Every entry below must appear again, exactly as written.
----------
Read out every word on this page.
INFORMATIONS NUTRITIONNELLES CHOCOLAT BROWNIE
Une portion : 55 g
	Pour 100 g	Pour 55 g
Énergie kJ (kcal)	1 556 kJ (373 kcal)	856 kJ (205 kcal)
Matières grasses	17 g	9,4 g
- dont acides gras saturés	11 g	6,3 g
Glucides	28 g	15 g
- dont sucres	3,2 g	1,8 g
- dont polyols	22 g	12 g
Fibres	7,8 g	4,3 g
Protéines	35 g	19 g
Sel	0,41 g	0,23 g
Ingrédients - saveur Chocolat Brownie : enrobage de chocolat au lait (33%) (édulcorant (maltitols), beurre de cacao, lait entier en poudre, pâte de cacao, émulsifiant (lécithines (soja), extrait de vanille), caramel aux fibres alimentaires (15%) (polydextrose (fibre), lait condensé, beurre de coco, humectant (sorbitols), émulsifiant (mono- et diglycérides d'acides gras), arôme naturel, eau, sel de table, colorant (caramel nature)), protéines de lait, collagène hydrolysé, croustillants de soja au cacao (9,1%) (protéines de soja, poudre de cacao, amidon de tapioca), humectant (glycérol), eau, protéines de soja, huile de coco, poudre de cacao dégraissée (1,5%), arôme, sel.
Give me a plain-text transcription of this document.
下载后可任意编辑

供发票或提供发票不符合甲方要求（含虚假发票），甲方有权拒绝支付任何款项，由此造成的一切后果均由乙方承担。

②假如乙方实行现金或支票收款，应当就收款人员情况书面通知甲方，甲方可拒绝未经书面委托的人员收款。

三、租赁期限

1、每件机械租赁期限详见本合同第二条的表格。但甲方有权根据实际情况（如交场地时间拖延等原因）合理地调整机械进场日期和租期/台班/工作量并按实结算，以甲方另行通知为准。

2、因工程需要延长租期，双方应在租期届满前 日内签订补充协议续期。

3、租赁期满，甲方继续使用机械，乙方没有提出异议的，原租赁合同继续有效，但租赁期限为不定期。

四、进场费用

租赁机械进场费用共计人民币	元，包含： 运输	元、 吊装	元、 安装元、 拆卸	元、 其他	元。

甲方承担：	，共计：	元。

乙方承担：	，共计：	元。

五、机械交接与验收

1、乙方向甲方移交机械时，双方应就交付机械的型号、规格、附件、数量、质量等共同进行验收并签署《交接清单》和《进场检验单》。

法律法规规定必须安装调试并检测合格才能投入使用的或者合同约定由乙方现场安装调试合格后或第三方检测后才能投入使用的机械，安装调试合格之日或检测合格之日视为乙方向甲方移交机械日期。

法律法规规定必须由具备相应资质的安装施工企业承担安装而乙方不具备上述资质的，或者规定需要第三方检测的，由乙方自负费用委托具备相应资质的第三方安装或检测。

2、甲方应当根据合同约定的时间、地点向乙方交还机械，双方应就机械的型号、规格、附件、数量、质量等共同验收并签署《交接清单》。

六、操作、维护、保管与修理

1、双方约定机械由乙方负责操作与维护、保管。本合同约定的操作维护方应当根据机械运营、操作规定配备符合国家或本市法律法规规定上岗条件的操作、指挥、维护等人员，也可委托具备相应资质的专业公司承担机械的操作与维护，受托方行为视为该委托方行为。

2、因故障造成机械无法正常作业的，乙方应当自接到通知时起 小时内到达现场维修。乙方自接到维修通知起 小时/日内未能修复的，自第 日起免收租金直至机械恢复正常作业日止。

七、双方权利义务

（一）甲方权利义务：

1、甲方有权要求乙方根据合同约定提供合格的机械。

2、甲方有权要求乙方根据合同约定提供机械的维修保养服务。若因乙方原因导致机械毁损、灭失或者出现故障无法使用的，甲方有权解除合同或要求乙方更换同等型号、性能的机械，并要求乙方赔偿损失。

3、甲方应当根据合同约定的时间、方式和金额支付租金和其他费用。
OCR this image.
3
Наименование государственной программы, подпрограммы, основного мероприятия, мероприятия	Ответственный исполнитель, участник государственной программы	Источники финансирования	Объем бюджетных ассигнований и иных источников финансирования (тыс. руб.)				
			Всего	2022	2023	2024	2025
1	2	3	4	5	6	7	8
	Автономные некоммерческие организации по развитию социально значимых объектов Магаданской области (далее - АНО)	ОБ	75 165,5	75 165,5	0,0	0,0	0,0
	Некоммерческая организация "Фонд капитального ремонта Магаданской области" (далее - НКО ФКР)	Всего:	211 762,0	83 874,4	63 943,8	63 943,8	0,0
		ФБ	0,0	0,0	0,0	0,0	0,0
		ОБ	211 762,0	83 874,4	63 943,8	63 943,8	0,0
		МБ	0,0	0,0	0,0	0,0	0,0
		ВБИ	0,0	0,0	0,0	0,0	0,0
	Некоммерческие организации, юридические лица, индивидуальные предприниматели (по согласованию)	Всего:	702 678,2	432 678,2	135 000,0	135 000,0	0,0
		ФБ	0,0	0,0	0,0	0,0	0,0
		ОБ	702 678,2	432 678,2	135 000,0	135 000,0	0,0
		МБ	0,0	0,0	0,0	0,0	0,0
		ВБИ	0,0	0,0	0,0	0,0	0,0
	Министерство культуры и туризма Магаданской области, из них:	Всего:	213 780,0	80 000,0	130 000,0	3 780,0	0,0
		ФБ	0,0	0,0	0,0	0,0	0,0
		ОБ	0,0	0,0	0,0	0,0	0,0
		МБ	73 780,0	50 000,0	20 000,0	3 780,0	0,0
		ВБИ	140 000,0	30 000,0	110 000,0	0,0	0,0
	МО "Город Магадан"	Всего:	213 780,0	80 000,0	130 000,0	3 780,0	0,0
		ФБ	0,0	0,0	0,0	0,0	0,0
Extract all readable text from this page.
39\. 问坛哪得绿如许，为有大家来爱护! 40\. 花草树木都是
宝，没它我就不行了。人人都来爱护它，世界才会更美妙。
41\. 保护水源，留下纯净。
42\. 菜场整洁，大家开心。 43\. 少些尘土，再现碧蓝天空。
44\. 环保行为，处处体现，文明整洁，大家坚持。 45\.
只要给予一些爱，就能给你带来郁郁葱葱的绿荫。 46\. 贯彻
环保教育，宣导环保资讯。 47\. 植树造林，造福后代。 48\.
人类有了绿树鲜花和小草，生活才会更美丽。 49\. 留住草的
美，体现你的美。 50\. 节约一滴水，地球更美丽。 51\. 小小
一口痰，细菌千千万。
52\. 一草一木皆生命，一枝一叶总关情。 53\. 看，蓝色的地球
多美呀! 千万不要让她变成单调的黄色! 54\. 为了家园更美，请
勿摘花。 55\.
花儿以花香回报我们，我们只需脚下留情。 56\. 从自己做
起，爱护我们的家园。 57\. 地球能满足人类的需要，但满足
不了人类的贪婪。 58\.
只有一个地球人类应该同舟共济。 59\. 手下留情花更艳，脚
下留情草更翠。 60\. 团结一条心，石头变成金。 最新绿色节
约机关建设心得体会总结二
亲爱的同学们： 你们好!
----------
• [ANSWER BELOW]:
Read out every word on this page.
INFORMATIONS NUTRITIONNELLES CHOCOLAT BROWNIE
Une portion : 55 g
	Pour 100 g	Pour 55 g
Énergie kJ (kcal)	1 556 kJ (373 kcal)	856 kJ (205 kcal)
Matières grasses	17 g	9,4 g
- dont acides gras saturés	11 g	6,3 g
Glucides	28 g	15 g
- dont sucres	3,2 g	1,8 g
- dont polyols	22 g	12 g
Fibres	7,8 g	4,3 g
Protéines	35 g	19 g
Sel	0,41 g	0,23 g
Ingrédients - saveur Chocolat Brownie : enrobage de chocolat au lait (33%) (édulcorant (maltitols), beurre de cacao, lait entier en poudre, pâte de cacao, émulsifiant (lécithines (soja), extrait de vanille), caramel aux fibres alimentaires (15%) (polydextrose (fibre), lait condensé, beurre de coco, humectant (sorbitols), émulsifiant (mono- et diglycérides d'acides gras), arôme naturel, eau, sel de table, colorant (caramel nature)), protéines de lait, collagène hydrolysé, croustillants de soja au cacao (9,1%) (protéines de soja, poudre de cacao, amidon de tapioca), humectant (glycérol), eau, protéines de soja, huile de coco, poudre de cacao dégraissée (1,5%), arôme, sel.
Give me a plain-text transcription of this document.
下载后可任意编辑

供发票或提供发票不符合甲方要求（含虚假发票），甲方有权拒绝支付任何款项，由此造成的一切后果均由乙方承担。

②假如乙方实行现金或支票收款，应当就收款人员情况书面通知甲方，甲方可拒绝未经书面委托的人员收款。

三、租赁期限

1、每件机械租赁期限详见本合同第二条的表格。但甲方有权根据实际情况（如交场地时间拖延等原因）合理地调整机械进场日期和租期/台班/工作量并按实结算，以甲方另行通知为准。

2、因工程需要延长租期，双方应在租期届满前 日内签订补充协议续期。

3、租赁期满，甲方继续使用机械，乙方没有提出异议的，原租赁合同继续有效，但租赁期限为不定期。

四、进场费用

租赁机械进场费用共计人民币	元，包含： 运输	元、 吊装	元、 安装元、 拆卸	元、 其他	元。

甲方承担：	，共计：	元。

乙方承担：	，共计：	元。

五、机械交接与验收

1、乙方向甲方移交机械时，双方应就交付机械的型号、规格、附件、数量、质量等共同进行验收并签署《交接清单》和《进场检验单》。

法律法规规定必须安装调试并检测合格才能投入使用的或者合同约定由乙方现场安装调试合格后或第三方检测后才能投入使用的机械，安装调试合格之日或检测合格之日视为乙方向甲方移交机械日期。

法律法规规定必须由具备相应资质的安装施工企业承担安装而乙方不具备上述资质的，或者规定需要第三方检测的，由乙方自负费用委托具备相应资质的第三方安装或检测。

2、甲方应当根据合同约定的时间、地点向乙方交还机械，双方应就机械的型号、规格、附件、数量、质量等共同验收并签署《交接清单》。

六、操作、维护、保管与修理

1、双方约定机械由乙方负责操作与维护、保管。本合同约定的操作维护方应当根据机械运营、操作规定配备符合国家或本市法律法规规定上岗条件的操作、指挥、维护等人员，也可委托具备相应资质的专业公司承担机械的操作与维护，受托方行为视为该委托方行为。

2、因故障造成机械无法正常作业的，乙方应当自接到通知时起 小时内到达现场维修。乙方自接到维修通知起 小时/日内未能修复的，自第 日起免收租金直至机械恢复正常作业日止。

七、双方权利义务

（一）甲方权利义务：

1、甲方有权要求乙方根据合同约定提供合格的机械。

2、甲方有权要求乙方根据合同约定提供机械的维修保养服务。若因乙方原因导致机械毁损、灭失或者出现故障无法使用的，甲方有权解除合同或要求乙方更换同等型号、性能的机械，并要求乙方赔偿损失。

3、甲方应当根据合同约定的时间、方式和金额支付租金和其他费用。
OCR this image.
3
Наименование государственной программы, подпрограммы, основного мероприятия, мероприятия	Ответственный исполнитель, участник государственной программы	Источники финансирования	Объем бюджетных ассигнований и иных источников финансирования (тыс. руб.)				
			Всего	2022	2023	2024	2025
1	2	3	4	5	6	7	8
	Автономные некоммерческие организации по развитию социально значимых объектов Магаданской области (далее - АНО)	ОБ	75 165,5	75 165,5	0,0	0,0	0,0
	Некоммерческая организация "Фонд капитального ремонта Магаданской области" (далее - НКО ФКР)	Всего:	211 762,0	83 874,4	63 943,8	63 943,8	0,0
		ФБ	0,0	0,0	0,0	0,0	0,0
		ОБ	211 762,0	83 874,4	63 943,8	63 943,8	0,0
		МБ	0,0	0,0	0,0	0,0	0,0
		ВБИ	0,0	0,0	0,0	0,0	0,0
	Некоммерческие организации, юридические лица, индивидуальные предприниматели (по согласованию)	Всего:	702 678,2	432 678,2	135 000,0	135 000,0	0,0
		ФБ	0,0	0,0	0,0	0,0	0,0
		ОБ	702 678,2	432 678,2	135 000,0	135 000,0	0,0
		МБ	0,0	0,0	0,0	0,0	0,0
		ВБИ	0,0	0,0	0,0	0,0	0,0
	Министерство культуры и туризма Магаданской области, из них:	Всего:	213 780,0	80 000,0	130 000,0	3 780,0	0,0
		ФБ	0,0	0,0	0,0	0,0	0,0
		ОБ	0,0	0,0	0,0	0,0	0,0
		МБ	73 780,0	50 000,0	20 000,0	3 780,0	0,0
		ВБИ	140 000,0	30 000,0	110 000,0	0,0	0,0
	МО "Город Магадан"	Всего:	213 780,0	80 000,0	130 000,0	3 780,0	0,0
		ФБ	0,0	0,0	0,0	0,0	0,0
Extract all readable text from this page.
39\. 问坛哪得绿如许，为有大家来爱护! 40\. 花草树木都是
宝，没它我就不行了。人人都来爱护它，世界才会更美妙。
41\. 保护水源，留下纯净。
42\. 菜场整洁，大家开心。 43\. 少些尘土，再现碧蓝天空。
44\. 环保行为，处处体现，文明整洁，大家坚持。 45\.
只要给予一些爱，就能给你带来郁郁葱葱的绿荫。 46\. 贯彻
环保教育，宣导环保资讯。 47\. 植树造林，造福后代。 48\.
人类有了绿树鲜花和小草，生活才会更美丽。 49\. 留住草的
美，体现你的美。 50\. 节约一滴水，地球更美丽。 51\. 小小
一口痰，细菌千千万。
52\. 一草一木皆生命，一枝一叶总关情。 53\. 看，蓝色的地球
多美呀! 千万不要让她变成单调的黄色! 54\. 为了家园更美，请
勿摘花。 55\.
花儿以花香回报我们，我们只需脚下留情。 56\. 从自己做
起，爱护我们的家园。 57\. 地球能满足人类的需要，但满足
不了人类的贪婪。 58\.
只有一个地球人类应该同舟共济。 59\. 手下留情花更艳，脚
下留情草更翠。 60\. 团结一条心，石头变成金。 最新绿色节
约机关建设心得体会总结二
亲爱的同学们： 你们好!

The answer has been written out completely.